WHAT THE EXERCISE ASKS = Please show every line from the entries that carries the word "diferentes".

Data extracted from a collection
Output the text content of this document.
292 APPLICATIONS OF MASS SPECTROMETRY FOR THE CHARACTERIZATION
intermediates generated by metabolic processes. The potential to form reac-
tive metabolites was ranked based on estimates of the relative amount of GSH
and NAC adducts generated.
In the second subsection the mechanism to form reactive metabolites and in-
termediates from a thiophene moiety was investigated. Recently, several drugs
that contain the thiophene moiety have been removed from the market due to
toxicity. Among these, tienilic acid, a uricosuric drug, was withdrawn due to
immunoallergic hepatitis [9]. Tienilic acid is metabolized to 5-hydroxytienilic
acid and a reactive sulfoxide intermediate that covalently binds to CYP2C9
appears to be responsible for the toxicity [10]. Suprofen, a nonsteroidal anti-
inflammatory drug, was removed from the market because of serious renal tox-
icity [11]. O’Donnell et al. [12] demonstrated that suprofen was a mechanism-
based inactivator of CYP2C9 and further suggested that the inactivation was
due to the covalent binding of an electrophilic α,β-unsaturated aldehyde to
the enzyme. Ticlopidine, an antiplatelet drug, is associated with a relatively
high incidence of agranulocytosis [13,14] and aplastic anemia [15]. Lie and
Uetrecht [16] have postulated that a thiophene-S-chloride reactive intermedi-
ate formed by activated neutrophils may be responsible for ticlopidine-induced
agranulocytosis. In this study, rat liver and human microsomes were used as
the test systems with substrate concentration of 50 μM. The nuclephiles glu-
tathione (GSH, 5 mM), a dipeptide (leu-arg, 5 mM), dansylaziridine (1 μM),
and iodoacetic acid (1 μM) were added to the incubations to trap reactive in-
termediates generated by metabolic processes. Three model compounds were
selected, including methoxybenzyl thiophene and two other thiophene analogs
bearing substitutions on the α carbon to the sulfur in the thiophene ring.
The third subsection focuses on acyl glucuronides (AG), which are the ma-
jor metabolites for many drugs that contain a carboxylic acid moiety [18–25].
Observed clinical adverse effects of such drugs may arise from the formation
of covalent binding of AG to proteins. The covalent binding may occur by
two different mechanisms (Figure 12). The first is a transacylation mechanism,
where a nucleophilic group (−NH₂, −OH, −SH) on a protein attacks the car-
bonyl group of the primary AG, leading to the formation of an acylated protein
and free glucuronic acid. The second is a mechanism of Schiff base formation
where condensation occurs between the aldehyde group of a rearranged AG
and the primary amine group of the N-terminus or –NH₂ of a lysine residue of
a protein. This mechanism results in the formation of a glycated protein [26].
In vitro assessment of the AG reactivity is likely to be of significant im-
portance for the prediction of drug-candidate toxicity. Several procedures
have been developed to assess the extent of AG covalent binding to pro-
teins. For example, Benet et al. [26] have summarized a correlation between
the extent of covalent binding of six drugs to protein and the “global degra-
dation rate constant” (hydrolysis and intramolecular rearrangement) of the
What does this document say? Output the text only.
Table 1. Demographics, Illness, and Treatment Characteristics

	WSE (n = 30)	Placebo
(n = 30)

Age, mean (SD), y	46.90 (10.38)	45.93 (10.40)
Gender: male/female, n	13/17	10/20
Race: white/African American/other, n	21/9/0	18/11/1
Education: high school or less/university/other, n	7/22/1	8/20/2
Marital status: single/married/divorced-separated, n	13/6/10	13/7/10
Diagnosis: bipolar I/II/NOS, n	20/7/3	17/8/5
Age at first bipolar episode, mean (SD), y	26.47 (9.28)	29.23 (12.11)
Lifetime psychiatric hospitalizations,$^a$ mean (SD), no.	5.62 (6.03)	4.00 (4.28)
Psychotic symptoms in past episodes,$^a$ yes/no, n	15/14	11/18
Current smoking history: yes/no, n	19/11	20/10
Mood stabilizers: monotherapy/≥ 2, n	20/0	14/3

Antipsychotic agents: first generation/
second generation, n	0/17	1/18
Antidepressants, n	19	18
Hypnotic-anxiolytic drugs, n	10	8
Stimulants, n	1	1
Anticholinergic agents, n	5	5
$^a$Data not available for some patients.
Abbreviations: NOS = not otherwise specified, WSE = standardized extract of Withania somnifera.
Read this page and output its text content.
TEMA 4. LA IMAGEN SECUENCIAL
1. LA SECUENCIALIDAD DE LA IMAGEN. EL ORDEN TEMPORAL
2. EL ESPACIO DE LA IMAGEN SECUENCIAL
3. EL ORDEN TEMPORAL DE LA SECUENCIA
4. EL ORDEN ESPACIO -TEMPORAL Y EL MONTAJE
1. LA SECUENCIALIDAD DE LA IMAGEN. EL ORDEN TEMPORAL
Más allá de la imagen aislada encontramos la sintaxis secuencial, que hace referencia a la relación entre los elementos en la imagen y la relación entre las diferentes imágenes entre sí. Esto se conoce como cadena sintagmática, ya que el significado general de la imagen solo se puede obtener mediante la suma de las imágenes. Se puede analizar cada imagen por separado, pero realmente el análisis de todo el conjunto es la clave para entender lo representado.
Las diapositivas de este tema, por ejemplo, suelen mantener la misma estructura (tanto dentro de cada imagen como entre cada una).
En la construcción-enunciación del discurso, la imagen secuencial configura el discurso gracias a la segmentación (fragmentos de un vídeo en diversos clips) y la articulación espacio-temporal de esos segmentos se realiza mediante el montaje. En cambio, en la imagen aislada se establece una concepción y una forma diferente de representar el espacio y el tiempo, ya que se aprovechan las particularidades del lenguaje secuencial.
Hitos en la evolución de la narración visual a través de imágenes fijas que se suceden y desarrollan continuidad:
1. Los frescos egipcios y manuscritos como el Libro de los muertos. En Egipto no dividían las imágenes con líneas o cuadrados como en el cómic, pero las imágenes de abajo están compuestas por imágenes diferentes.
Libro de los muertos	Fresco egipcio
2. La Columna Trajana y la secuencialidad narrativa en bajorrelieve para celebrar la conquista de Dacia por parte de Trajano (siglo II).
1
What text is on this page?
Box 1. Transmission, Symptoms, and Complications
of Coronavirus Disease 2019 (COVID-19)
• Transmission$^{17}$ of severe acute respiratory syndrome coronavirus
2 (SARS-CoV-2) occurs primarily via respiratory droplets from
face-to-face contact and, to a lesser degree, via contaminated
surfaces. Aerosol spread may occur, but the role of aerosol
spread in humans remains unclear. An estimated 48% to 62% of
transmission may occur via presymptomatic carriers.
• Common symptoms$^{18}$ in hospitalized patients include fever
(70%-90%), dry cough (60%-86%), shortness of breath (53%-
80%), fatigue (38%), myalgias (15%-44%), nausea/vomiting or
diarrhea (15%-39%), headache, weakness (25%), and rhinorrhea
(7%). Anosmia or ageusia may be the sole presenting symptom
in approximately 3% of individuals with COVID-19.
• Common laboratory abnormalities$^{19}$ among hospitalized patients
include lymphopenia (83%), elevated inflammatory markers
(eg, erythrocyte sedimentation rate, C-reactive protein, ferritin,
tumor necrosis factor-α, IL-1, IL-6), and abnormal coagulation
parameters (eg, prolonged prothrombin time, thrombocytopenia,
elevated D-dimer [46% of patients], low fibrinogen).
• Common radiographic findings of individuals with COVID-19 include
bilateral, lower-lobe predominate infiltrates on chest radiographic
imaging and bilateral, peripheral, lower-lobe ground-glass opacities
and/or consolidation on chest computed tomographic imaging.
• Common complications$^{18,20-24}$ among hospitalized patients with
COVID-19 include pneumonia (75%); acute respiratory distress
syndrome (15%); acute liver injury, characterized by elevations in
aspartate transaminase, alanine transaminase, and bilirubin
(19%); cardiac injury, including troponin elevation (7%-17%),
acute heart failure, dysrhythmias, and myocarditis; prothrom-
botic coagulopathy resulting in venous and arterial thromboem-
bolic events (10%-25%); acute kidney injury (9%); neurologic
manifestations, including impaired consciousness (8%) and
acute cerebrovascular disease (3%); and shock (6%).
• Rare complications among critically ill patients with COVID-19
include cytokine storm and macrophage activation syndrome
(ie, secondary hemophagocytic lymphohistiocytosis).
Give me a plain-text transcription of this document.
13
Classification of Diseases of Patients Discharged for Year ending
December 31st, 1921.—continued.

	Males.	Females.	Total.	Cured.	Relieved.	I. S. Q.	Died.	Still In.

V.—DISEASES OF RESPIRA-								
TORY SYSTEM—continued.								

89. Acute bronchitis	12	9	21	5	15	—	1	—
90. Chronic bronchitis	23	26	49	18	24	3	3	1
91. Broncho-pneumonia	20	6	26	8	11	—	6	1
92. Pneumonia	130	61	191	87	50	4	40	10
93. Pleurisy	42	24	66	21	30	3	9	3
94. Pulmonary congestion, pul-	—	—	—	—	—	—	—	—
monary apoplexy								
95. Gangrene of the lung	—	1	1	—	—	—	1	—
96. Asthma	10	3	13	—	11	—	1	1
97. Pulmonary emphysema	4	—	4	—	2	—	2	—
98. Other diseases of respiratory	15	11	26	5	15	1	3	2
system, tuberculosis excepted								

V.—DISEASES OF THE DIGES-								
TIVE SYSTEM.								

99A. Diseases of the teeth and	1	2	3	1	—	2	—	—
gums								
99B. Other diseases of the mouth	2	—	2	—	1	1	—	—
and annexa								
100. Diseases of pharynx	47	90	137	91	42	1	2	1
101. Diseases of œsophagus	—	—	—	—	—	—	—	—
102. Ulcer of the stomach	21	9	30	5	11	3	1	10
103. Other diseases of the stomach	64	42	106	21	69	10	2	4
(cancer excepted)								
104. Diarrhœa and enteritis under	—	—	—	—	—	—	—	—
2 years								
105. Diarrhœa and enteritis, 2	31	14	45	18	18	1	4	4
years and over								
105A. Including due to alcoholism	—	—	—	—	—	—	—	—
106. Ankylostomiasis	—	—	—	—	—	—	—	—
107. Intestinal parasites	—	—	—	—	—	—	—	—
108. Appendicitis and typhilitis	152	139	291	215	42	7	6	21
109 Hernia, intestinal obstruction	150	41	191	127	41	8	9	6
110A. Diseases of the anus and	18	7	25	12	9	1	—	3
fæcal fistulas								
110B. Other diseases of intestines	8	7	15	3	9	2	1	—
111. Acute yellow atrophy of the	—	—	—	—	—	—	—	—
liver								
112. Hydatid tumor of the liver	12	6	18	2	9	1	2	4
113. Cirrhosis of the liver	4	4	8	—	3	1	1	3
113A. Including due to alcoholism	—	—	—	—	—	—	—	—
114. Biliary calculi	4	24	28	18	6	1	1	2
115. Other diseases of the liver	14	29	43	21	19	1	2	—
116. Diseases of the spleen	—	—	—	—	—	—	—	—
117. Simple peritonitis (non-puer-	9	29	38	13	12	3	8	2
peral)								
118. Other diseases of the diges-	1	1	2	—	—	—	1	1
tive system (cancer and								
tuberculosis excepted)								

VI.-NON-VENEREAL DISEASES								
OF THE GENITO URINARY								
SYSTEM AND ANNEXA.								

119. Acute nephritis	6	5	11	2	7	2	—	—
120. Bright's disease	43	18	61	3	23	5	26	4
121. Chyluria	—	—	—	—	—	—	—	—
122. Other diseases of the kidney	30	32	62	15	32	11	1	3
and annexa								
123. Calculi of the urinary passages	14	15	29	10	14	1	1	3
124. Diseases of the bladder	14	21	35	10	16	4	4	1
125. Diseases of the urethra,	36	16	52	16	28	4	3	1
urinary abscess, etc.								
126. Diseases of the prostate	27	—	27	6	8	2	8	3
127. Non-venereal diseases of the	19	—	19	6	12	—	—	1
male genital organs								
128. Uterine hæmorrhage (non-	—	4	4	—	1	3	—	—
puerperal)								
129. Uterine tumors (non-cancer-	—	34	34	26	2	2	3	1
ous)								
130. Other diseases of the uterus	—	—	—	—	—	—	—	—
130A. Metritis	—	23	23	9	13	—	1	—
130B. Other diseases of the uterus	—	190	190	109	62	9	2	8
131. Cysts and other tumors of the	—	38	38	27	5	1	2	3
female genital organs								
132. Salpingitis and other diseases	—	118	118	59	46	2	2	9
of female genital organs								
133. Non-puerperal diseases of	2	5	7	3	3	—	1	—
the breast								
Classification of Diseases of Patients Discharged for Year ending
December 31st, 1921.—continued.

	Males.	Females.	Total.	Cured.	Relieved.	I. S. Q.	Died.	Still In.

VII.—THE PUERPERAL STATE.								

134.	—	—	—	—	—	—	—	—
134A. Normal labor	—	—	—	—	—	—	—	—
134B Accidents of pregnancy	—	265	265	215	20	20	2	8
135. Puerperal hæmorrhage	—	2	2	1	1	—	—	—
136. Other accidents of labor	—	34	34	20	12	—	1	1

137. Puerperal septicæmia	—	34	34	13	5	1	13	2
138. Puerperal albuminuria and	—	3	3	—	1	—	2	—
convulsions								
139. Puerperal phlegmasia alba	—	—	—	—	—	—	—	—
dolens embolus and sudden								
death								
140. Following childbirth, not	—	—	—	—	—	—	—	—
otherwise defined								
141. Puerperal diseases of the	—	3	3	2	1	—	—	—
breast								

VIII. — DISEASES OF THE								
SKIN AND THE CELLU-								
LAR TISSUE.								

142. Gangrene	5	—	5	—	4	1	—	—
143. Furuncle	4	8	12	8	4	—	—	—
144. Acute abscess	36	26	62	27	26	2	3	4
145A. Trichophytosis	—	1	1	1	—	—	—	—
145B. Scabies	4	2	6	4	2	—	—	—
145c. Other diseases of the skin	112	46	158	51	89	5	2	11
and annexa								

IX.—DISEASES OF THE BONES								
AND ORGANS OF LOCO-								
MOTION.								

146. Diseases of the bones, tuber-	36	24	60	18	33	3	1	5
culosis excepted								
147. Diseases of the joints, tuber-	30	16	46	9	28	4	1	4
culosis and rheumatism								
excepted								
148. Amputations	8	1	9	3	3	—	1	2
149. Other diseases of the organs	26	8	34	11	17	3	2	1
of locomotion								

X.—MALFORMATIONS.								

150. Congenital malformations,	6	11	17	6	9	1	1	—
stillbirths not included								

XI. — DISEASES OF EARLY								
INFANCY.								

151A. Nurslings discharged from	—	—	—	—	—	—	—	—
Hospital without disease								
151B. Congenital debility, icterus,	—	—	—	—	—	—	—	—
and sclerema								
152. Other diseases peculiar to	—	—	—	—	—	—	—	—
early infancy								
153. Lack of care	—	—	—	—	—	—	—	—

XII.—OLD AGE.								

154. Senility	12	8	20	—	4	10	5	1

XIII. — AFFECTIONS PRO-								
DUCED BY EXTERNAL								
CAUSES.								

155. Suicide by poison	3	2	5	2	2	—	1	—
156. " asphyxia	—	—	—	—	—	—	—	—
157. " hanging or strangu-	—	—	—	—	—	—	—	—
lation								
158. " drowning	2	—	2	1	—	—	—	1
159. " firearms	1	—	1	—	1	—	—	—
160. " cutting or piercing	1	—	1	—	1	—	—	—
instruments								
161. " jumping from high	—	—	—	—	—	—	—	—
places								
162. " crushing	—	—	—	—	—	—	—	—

ANSWER TO THE EXERCISE =
Más allá de la imagen aislada encontramos la sintaxis secuencial, que hace referencia a la relación entre los elementos en la imagen y la relación entre las diferentes imágenes entre sí. Esto se conoce como cadena sintagmática, ya que el significado general de la imagen solo se puede obtener mediante la suma de las imágenes. Se puede analizar cada imagen por separado, pero realmente el análisis de todo el conjunto es la clave para entender lo representado.
1. Los frescos egipcios y manuscritos como el Libro de los muertos. En Egipto no dividían las imágenes con líneas o cuadrados como en el cómic, pero las imágenes de abajo están compuestas por imágenes diferentes.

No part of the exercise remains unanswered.